_Written exercise_. Figure out how many lines of the material below contain the word "icon". Answer with the number only.

_Records supplied_.
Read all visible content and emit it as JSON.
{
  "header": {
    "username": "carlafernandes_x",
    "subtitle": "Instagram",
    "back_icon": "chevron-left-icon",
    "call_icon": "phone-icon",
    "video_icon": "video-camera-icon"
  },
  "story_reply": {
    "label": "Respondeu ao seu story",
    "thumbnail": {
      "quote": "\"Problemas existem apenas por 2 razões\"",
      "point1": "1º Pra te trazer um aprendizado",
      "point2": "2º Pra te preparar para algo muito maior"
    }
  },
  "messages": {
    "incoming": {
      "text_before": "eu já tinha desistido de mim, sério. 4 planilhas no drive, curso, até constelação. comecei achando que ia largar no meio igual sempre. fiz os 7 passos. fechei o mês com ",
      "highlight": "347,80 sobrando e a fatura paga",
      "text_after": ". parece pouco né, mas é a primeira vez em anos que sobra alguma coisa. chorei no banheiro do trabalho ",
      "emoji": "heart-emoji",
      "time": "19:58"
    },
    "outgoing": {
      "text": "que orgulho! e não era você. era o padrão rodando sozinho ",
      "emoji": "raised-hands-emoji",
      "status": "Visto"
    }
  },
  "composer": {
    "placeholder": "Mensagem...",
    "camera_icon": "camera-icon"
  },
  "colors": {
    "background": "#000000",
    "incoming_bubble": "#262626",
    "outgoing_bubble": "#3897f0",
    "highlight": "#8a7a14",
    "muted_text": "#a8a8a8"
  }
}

_The output_. 4